* _TASK STATEMENT_: Search the data below for the word "Crystal" and copy each line that holds it.

====== DATA PROVIDED

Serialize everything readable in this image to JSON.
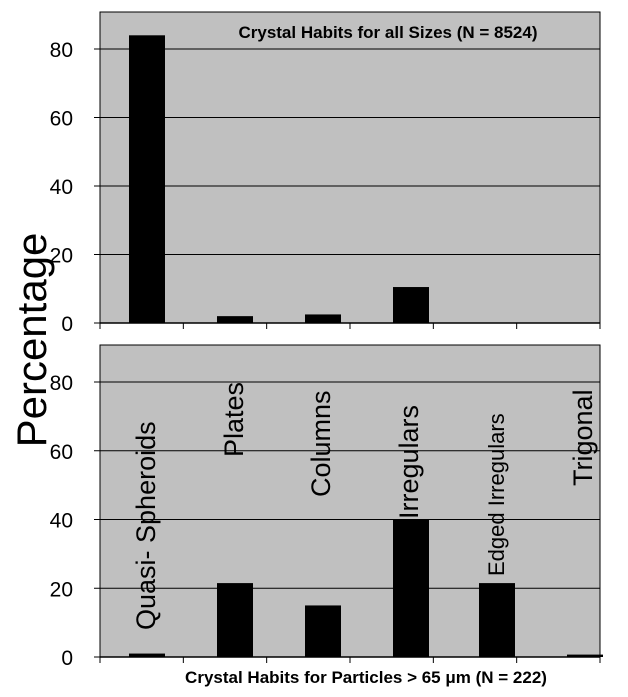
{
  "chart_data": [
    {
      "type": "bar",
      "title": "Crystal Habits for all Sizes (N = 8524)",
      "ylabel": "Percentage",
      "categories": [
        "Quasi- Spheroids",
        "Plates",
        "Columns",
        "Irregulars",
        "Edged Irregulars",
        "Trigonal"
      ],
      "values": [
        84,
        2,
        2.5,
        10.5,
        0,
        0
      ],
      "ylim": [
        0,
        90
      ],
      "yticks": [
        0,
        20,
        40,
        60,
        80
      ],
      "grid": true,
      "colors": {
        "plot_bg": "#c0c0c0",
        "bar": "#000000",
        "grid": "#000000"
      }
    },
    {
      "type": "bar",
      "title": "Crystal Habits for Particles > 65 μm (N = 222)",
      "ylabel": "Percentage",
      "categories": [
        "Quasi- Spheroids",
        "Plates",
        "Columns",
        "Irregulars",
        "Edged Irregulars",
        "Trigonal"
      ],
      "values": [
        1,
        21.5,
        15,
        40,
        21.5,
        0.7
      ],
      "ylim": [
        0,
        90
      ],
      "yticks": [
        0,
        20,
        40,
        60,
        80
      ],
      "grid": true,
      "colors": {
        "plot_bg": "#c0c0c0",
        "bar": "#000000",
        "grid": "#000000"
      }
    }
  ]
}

============

* _RESPONSE TO THIS TASK_:
      "title": "Crystal Habits for all Sizes (N = 8524)",
      "title": "Crystal Habits for Particles > 65 μm (N = 222)",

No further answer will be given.